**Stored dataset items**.
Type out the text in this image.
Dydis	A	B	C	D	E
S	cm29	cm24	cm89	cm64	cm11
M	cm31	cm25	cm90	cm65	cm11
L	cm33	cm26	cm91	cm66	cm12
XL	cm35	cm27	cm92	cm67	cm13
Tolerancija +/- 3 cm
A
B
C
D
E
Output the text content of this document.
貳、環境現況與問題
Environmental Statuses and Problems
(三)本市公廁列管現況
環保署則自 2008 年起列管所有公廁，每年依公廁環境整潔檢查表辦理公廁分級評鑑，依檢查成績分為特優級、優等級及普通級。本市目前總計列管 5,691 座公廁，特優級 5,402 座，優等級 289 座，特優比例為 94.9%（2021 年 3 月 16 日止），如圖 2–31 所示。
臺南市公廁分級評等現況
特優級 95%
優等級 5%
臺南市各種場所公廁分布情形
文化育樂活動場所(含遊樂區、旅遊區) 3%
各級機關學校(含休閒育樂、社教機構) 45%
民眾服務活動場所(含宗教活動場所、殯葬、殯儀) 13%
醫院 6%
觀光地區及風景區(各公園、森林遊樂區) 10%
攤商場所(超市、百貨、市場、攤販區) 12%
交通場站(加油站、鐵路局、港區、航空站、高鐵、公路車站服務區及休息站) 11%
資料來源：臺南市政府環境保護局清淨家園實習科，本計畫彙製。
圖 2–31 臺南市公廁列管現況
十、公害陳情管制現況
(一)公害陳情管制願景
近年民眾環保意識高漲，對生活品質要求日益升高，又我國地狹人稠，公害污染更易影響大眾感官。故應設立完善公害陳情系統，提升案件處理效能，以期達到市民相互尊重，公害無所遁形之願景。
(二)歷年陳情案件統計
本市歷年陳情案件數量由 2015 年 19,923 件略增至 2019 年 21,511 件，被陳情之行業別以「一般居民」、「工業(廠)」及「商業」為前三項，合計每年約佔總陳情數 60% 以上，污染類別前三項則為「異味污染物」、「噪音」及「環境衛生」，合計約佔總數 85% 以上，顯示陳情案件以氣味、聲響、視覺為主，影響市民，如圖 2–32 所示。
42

**AIM**. Write out the records shown above, exactly as they appear.

**COMPLETED EXERCISE**.
Type out the text in this image.
Dydis	A	B	C	D	E
S	cm29	cm24	cm89	cm64	cm11
M	cm31	cm25	cm90	cm65	cm11
L	cm33	cm26	cm91	cm66	cm12
XL	cm35	cm27	cm92	cm67	cm13
Tolerancija +/- 3 cm
A
B
C
D
E
Output the text content of this document.
貳、環境現況與問題
Environmental Statuses and Problems
(三)本市公廁列管現況
環保署則自 2008 年起列管所有公廁，每年依公廁環境整潔檢查表辦理公廁分級評鑑，依檢查成績分為特優級、優等級及普通級。本市目前總計列管 5,691 座公廁，特優級 5,402 座，優等級 289 座，特優比例為 94.9%（2021 年 3 月 16 日止），如圖 2–31 所示。
臺南市公廁分級評等現況
特優級 95%
優等級 5%
臺南市各種場所公廁分布情形
文化育樂活動場所(含遊樂區、旅遊區) 3%
各級機關學校(含休閒育樂、社教機構) 45%
民眾服務活動場所(含宗教活動場所、殯葬、殯儀) 13%
醫院 6%
觀光地區及風景區(各公園、森林遊樂區) 10%
攤商場所(超市、百貨、市場、攤販區) 12%
交通場站(加油站、鐵路局、港區、航空站、高鐵、公路車站服務區及休息站) 11%
資料來源：臺南市政府環境保護局清淨家園實習科，本計畫彙製。
圖 2–31 臺南市公廁列管現況
十、公害陳情管制現況
(一)公害陳情管制願景
近年民眾環保意識高漲，對生活品質要求日益升高，又我國地狹人稠，公害污染更易影響大眾感官。故應設立完善公害陳情系統，提升案件處理效能，以期達到市民相互尊重，公害無所遁形之願景。
(二)歷年陳情案件統計
本市歷年陳情案件數量由 2015 年 19,923 件略增至 2019 年 21,511 件，被陳情之行業別以「一般居民」、「工業(廠)」及「商業」為前三項，合計每年約佔總陳情數 60% 以上，污染類別前三項則為「異味污染物」、「噪音」及「環境衛生」，合計約佔總數 85% 以上，顯示陳情案件以氣味、聲響、視覺為主，影響市民，如圖 2–32 所示。
42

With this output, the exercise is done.